Return the complete listing that follows, with each line reproduced exactly.

-- Begin --

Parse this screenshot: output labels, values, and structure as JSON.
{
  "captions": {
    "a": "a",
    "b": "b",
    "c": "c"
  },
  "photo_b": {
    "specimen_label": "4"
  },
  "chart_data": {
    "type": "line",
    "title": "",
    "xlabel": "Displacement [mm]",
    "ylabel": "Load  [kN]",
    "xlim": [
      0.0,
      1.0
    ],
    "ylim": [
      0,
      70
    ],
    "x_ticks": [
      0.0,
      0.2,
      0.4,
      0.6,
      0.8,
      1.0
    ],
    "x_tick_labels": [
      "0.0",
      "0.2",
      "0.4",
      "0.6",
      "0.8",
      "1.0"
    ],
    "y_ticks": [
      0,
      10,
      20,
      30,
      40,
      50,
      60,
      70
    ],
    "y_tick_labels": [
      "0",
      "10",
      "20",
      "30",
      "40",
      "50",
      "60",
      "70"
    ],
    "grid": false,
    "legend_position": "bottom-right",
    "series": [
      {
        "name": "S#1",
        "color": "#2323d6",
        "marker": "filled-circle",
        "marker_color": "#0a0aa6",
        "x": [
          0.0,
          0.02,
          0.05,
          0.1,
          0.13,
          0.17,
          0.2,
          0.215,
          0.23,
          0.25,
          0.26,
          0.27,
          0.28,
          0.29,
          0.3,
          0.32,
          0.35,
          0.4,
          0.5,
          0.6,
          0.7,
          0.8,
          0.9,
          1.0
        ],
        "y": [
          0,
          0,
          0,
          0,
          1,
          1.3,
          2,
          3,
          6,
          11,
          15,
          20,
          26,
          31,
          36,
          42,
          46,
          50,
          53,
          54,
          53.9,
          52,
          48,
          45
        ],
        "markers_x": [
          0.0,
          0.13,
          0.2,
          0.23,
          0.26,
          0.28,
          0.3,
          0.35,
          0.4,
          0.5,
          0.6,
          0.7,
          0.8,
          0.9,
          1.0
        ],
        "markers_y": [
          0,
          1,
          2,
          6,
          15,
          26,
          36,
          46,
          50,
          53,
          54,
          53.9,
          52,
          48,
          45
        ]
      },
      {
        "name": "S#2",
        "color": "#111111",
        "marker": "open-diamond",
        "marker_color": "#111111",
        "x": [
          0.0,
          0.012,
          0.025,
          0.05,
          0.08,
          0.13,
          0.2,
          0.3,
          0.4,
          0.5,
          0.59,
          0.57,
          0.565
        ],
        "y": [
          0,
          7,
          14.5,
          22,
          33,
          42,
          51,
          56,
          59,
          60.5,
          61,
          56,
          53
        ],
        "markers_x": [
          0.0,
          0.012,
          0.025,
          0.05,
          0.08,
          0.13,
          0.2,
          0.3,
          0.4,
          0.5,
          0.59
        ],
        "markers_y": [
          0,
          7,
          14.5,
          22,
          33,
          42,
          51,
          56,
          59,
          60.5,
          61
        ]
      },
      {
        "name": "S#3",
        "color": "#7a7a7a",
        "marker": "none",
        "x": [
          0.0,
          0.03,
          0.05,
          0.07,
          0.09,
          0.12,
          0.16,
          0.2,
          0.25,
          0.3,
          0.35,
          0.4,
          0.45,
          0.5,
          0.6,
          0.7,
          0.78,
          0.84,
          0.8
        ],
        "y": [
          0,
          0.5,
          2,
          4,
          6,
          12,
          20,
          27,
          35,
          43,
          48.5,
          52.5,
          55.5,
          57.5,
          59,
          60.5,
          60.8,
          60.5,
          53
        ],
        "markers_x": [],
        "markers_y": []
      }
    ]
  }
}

-- End --

→ EXERCISE RESULT:
Parse this screenshot: output labels, values, and structure as JSON.
{
  "captions": {
    "a": "a",
    "b": "b",
    "c": "c"
  },
  "photo_b": {
    "specimen_label": "4"
  },
  "chart_data": {
    "type": "line",
    "title": "",
    "xlabel": "Displacement [mm]",
    "ylabel": "Load  [kN]",
    "xlim": [
      0.0,
      1.0
    ],
    "ylim": [
      0,
      70
    ],
    "x_ticks": [
      0.0,
      0.2,
      0.4,
      0.6,
      0.8,
      1.0
    ],
    "x_tick_labels": [
      "0.0",
      "0.2",
      "0.4",
      "0.6",
      "0.8",
      "1.0"
    ],
    "y_ticks": [
      0,
      10,
      20,
      30,
      40,
      50,
      60,
      70
    ],
    "y_tick_labels": [
      "0",
      "10",
      "20",
      "30",
      "40",
      "50",
      "60",
      "70"
    ],
    "grid": false,
    "legend_position": "bottom-right",
    "series": [
      {
        "name": "S#1",
        "color": "#2323d6",
        "marker": "filled-circle",
        "marker_color": "#0a0aa6",
        "x": [
          0.0,
          0.02,
          0.05,
          0.1,
          0.13,
          0.17,
          0.2,
          0.215,
          0.23,
          0.25,
          0.26,
          0.27,
          0.28,
          0.29,
          0.3,
          0.32,
          0.35,
          0.4,
          0.5,
          0.6,
          0.7,
          0.8,
          0.9,
          1.0
        ],
        "y": [
          0,
          0,
          0,
          0,
          1,
          1.3,
          2,
          3,
          6,
          11,
          15,
          20,
          26,
          31,
          36,
          42,
          46,
          50,
          53,
          54,
          53.9,
          52,
          48,
          45
        ],
        "markers_x": [
          0.0,
          0.13,
          0.2,
          0.23,
          0.26,
          0.28,
          0.3,
          0.35,
          0.4,
          0.5,
          0.6,
          0.7,
          0.8,
          0.9,
          1.0
        ],
        "markers_y": [
          0,
          1,
          2,
          6,
          15,
          26,
          36,
          46,
          50,
          53,
          54,
          53.9,
          52,
          48,
          45
        ]
      },
      {
        "name": "S#2",
        "color": "#111111",
        "marker": "open-diamond",
        "marker_color": "#111111",
        "x": [
          0.0,
          0.012,
          0.025,
          0.05,
          0.08,
          0.13,
          0.2,
          0.3,
          0.4,
          0.5,
          0.59,
          0.57,
          0.565
        ],
        "y": [
          0,
          7,
          14.5,
          22,
          33,
          42,
          51,
          56,
          59,
          60.5,
          61,
          56,
          53
        ],
        "markers_x": [
          0.0,
          0.012,
          0.025,
          0.05,
          0.08,
          0.13,
          0.2,
          0.3,
          0.4,
          0.5,
          0.59
        ],
        "markers_y": [
          0,
          7,
          14.5,
          22,
          33,
          42,
          51,
          56,
          59,
          60.5,
          61
        ]
      },
      {
        "name": "S#3",
        "color": "#7a7a7a",
        "marker": "none",
        "x": [
          0.0,
          0.03,
          0.05,
          0.07,
          0.09,
          0.12,
          0.16,
          0.2,
          0.25,
          0.3,
          0.35,
          0.4,
          0.45,
          0.5,
          0.6,
          0.7,
          0.78,
          0.84,
          0.8
        ],
        "y": [
          0,
          0.5,
          2,
          4,
          6,
          12,
          20,
          27,
          35,
          43,
          48.5,
          52.5,
          55.5,
          57.5,
          59,
          60.5,
          60.8,
          60.5,
          53
        ],
        "markers_x": [],
        "markers_y": []
      }
    ]
  }
}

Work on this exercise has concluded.